Set task. Write out the entire listing below exactly, with the pictures left out.

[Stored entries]
********************

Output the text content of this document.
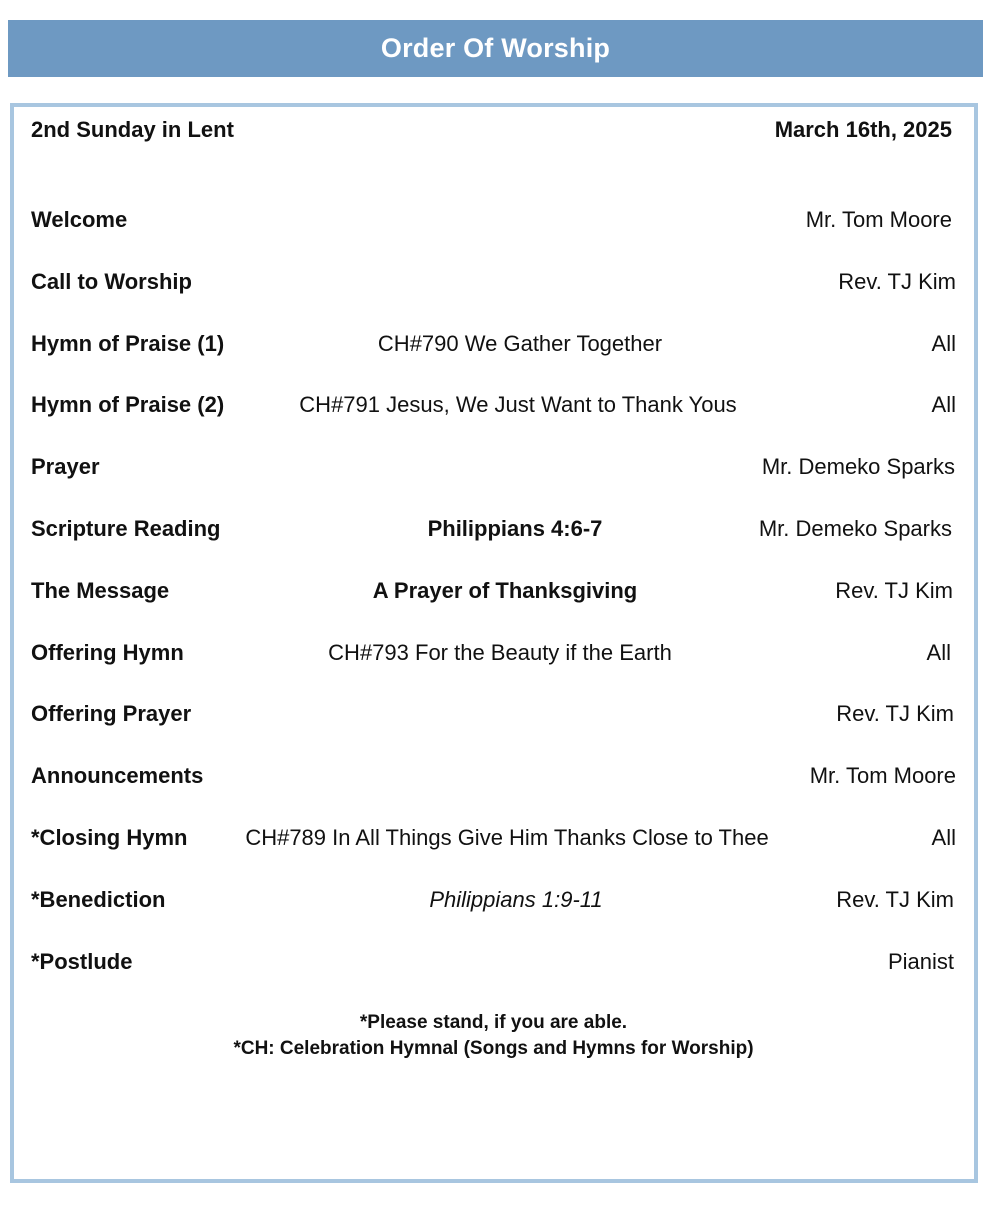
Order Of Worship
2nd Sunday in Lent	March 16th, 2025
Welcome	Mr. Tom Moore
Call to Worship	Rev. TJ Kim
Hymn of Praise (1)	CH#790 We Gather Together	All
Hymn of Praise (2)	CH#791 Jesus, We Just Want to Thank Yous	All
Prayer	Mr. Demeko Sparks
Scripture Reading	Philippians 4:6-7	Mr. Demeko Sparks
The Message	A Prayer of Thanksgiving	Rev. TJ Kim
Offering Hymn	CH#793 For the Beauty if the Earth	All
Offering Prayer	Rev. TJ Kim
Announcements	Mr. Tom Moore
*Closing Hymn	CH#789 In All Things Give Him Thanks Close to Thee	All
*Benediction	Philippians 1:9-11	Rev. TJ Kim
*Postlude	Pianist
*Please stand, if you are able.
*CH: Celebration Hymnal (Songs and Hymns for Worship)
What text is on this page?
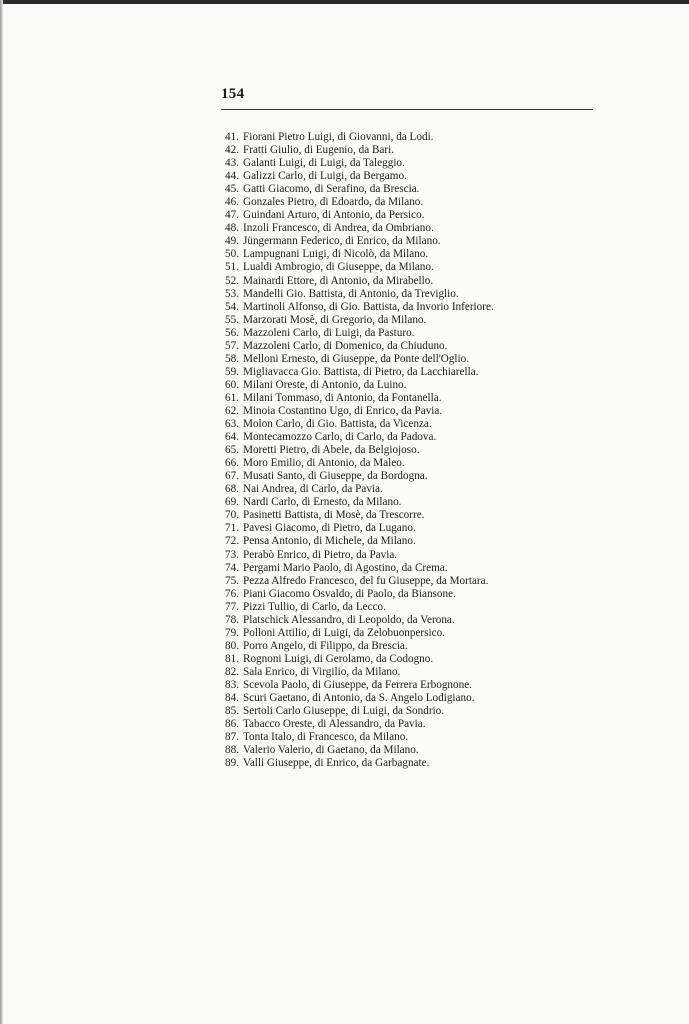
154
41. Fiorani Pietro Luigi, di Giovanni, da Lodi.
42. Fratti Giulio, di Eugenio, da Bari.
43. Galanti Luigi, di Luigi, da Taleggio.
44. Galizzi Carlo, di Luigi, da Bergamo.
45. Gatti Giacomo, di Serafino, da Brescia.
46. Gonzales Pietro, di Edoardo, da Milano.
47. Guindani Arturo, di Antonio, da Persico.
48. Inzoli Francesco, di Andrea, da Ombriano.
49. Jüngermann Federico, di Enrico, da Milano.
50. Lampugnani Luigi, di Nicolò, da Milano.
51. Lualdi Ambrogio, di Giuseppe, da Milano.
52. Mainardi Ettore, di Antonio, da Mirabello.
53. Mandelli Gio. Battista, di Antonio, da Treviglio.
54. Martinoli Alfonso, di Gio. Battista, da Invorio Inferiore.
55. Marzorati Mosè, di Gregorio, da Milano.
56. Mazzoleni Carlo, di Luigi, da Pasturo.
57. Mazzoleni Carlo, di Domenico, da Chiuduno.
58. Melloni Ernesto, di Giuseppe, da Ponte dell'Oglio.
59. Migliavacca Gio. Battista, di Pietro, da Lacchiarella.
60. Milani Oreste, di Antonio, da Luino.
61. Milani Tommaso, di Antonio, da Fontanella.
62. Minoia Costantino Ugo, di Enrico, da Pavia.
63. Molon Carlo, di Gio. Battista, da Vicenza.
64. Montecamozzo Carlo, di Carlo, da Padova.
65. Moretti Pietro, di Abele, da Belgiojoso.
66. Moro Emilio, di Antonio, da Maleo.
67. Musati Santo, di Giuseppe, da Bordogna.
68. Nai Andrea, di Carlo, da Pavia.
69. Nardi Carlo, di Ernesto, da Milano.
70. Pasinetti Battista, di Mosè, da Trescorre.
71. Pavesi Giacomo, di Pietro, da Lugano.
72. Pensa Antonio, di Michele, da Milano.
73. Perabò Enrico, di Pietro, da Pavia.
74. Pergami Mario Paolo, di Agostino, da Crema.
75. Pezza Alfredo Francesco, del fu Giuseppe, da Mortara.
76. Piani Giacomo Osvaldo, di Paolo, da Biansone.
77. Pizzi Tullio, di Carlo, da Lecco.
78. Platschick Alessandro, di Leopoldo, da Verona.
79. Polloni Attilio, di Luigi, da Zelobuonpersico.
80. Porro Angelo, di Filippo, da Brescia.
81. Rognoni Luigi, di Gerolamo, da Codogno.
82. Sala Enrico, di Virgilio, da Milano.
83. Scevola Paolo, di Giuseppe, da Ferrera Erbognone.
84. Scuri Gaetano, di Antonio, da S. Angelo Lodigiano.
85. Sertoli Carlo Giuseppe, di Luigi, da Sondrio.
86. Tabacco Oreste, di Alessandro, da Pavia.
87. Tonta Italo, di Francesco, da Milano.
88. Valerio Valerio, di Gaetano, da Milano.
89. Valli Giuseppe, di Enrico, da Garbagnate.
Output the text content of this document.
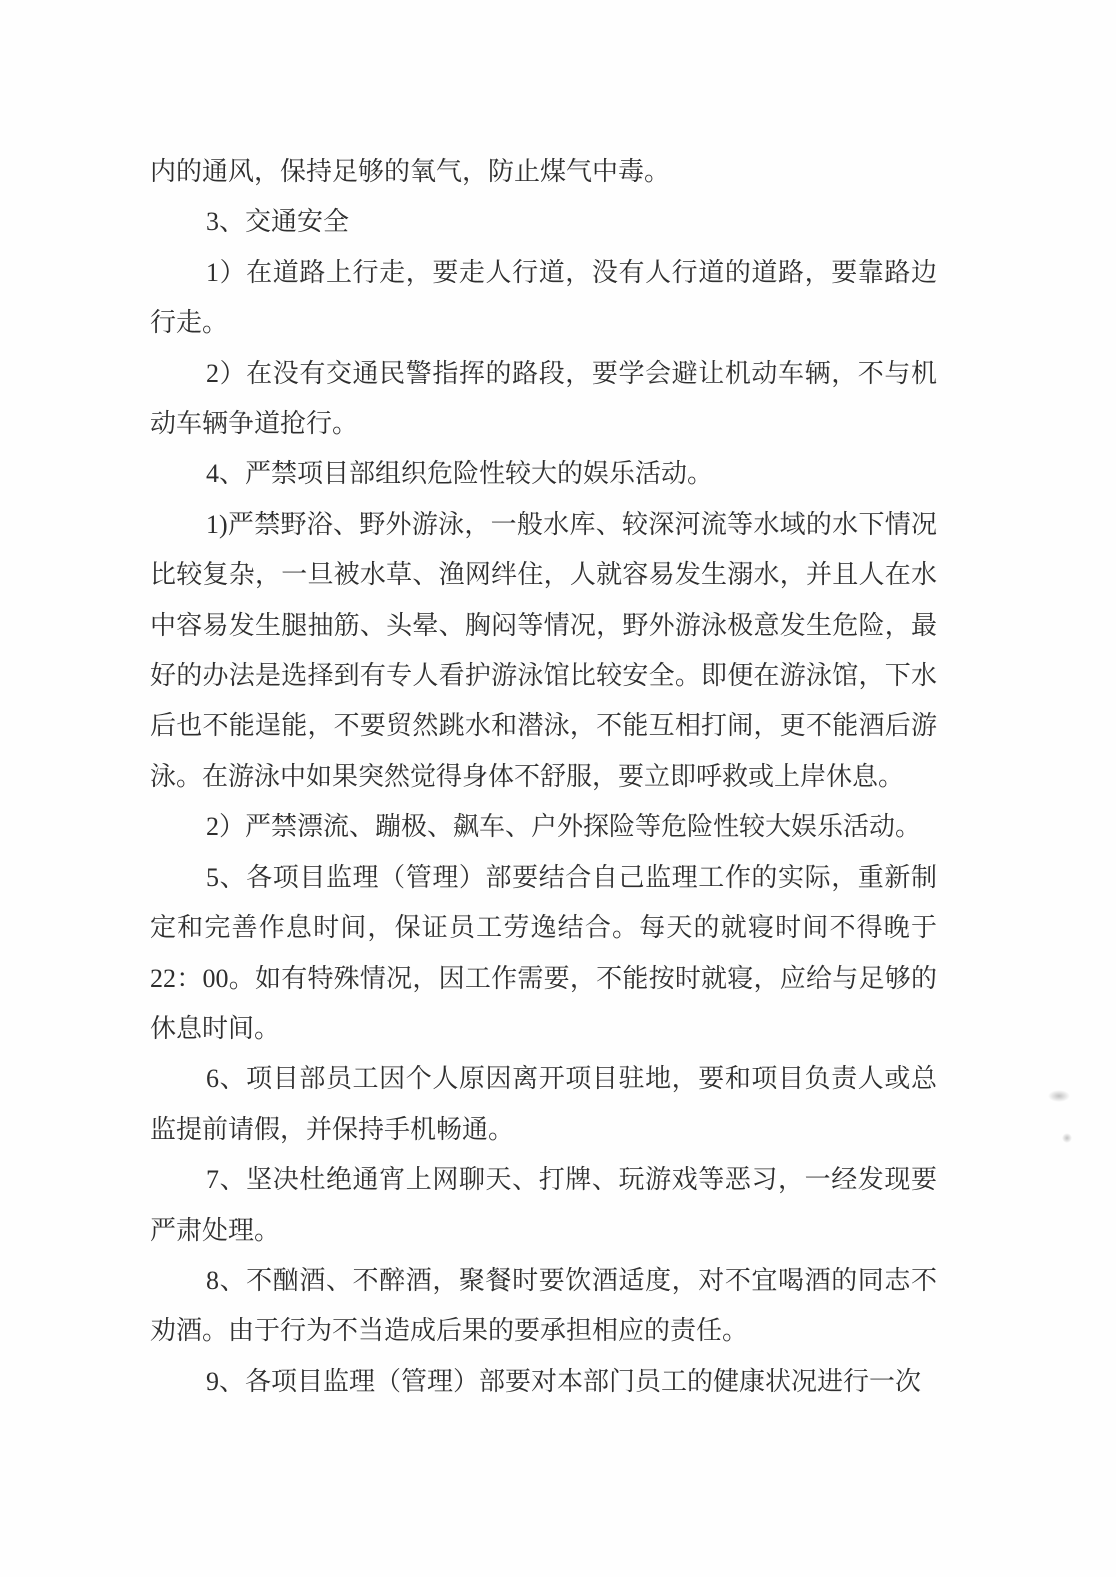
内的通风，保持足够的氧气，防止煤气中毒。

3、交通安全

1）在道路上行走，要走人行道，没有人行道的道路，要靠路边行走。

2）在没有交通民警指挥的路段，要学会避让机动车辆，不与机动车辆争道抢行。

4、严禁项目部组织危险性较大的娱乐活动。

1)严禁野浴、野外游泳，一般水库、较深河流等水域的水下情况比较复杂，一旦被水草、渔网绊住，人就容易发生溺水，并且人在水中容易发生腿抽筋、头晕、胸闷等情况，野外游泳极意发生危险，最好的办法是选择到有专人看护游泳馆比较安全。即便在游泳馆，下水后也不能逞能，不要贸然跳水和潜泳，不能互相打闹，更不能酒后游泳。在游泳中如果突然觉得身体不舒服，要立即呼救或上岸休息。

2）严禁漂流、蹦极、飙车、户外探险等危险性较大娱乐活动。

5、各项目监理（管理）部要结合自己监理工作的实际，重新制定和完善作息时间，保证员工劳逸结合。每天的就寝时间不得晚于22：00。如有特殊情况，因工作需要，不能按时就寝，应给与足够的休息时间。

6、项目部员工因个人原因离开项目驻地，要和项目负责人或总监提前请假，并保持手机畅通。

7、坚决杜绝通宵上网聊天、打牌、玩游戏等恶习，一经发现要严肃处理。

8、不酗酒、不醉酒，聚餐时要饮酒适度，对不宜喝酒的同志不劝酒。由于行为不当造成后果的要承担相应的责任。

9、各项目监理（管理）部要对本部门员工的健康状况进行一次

********************

Task response.
Output the text content of this document.
Order Of Worship
2nd Sunday in Lent	March 16th, 2025
Welcome	Mr. Tom Moore
Call to Worship	Rev. TJ Kim
Hymn of Praise (1)	CH#790 We Gather Together	All
Hymn of Praise (2)	CH#791 Jesus, We Just Want to Thank Yous	All
Prayer	Mr. Demeko Sparks
Scripture Reading	Philippians 4:6-7	Mr. Demeko Sparks
The Message	A Prayer of Thanksgiving	Rev. TJ Kim
Offering Hymn	CH#793 For the Beauty if the Earth	All
Offering Prayer	Rev. TJ Kim
Announcements	Mr. Tom Moore
*Closing Hymn	CH#789 In All Things Give Him Thanks Close to Thee	All
*Benediction	Philippians 1:9-11	Rev. TJ Kim
*Postlude	Pianist
*Please stand, if you are able.
*CH: Celebration Hymnal (Songs and Hymns for Worship)
What text is on this page?
154
41. Fiorani Pietro Luigi, di Giovanni, da Lodi.
42. Fratti Giulio, di Eugenio, da Bari.
43. Galanti Luigi, di Luigi, da Taleggio.
44. Galizzi Carlo, di Luigi, da Bergamo.
45. Gatti Giacomo, di Serafino, da Brescia.
46. Gonzales Pietro, di Edoardo, da Milano.
47. Guindani Arturo, di Antonio, da Persico.
48. Inzoli Francesco, di Andrea, da Ombriano.
49. Jüngermann Federico, di Enrico, da Milano.
50. Lampugnani Luigi, di Nicolò, da Milano.
51. Lualdi Ambrogio, di Giuseppe, da Milano.
52. Mainardi Ettore, di Antonio, da Mirabello.
53. Mandelli Gio. Battista, di Antonio, da Treviglio.
54. Martinoli Alfonso, di Gio. Battista, da Invorio Inferiore.
55. Marzorati Mosè, di Gregorio, da Milano.
56. Mazzoleni Carlo, di Luigi, da Pasturo.
57. Mazzoleni Carlo, di Domenico, da Chiuduno.
58. Melloni Ernesto, di Giuseppe, da Ponte dell'Oglio.
59. Migliavacca Gio. Battista, di Pietro, da Lacchiarella.
60. Milani Oreste, di Antonio, da Luino.
61. Milani Tommaso, di Antonio, da Fontanella.
62. Minoia Costantino Ugo, di Enrico, da Pavia.
63. Molon Carlo, di Gio. Battista, da Vicenza.
64. Montecamozzo Carlo, di Carlo, da Padova.
65. Moretti Pietro, di Abele, da Belgiojoso.
66. Moro Emilio, di Antonio, da Maleo.
67. Musati Santo, di Giuseppe, da Bordogna.
68. Nai Andrea, di Carlo, da Pavia.
69. Nardi Carlo, di Ernesto, da Milano.
70. Pasinetti Battista, di Mosè, da Trescorre.
71. Pavesi Giacomo, di Pietro, da Lugano.
72. Pensa Antonio, di Michele, da Milano.
73. Perabò Enrico, di Pietro, da Pavia.
74. Pergami Mario Paolo, di Agostino, da Crema.
75. Pezza Alfredo Francesco, del fu Giuseppe, da Mortara.
76. Piani Giacomo Osvaldo, di Paolo, da Biansone.
77. Pizzi Tullio, di Carlo, da Lecco.
78. Platschick Alessandro, di Leopoldo, da Verona.
79. Polloni Attilio, di Luigi, da Zelobuonpersico.
80. Porro Angelo, di Filippo, da Brescia.
81. Rognoni Luigi, di Gerolamo, da Codogno.
82. Sala Enrico, di Virgilio, da Milano.
83. Scevola Paolo, di Giuseppe, da Ferrera Erbognone.
84. Scuri Gaetano, di Antonio, da S. Angelo Lodigiano.
85. Sertoli Carlo Giuseppe, di Luigi, da Sondrio.
86. Tabacco Oreste, di Alessandro, da Pavia.
87. Tonta Italo, di Francesco, da Milano.
88. Valerio Valerio, di Gaetano, da Milano.
89. Valli Giuseppe, di Enrico, da Garbagnate.
Output the text content of this document.
内的通风，保持足够的氧气，防止煤气中毒。

3、交通安全

1）在道路上行走，要走人行道，没有人行道的道路，要靠路边行走。

2）在没有交通民警指挥的路段，要学会避让机动车辆，不与机动车辆争道抢行。

4、严禁项目部组织危险性较大的娱乐活动。

1)严禁野浴、野外游泳，一般水库、较深河流等水域的水下情况比较复杂，一旦被水草、渔网绊住，人就容易发生溺水，并且人在水中容易发生腿抽筋、头晕、胸闷等情况，野外游泳极意发生危险，最好的办法是选择到有专人看护游泳馆比较安全。即便在游泳馆，下水后也不能逞能，不要贸然跳水和潜泳，不能互相打闹，更不能酒后游泳。在游泳中如果突然觉得身体不舒服，要立即呼救或上岸休息。

2）严禁漂流、蹦极、飙车、户外探险等危险性较大娱乐活动。

5、各项目监理（管理）部要结合自己监理工作的实际，重新制定和完善作息时间，保证员工劳逸结合。每天的就寝时间不得晚于22：00。如有特殊情况，因工作需要，不能按时就寝，应给与足够的休息时间。

6、项目部员工因个人原因离开项目驻地，要和项目负责人或总监提前请假，并保持手机畅通。

7、坚决杜绝通宵上网聊天、打牌、玩游戏等恶习，一经发现要严肃处理。

8、不酗酒、不醉酒，聚餐时要饮酒适度，对不宜喝酒的同志不劝酒。由于行为不当造成后果的要承担相应的责任。

9、各项目监理（管理）部要对本部门员工的健康状况进行一次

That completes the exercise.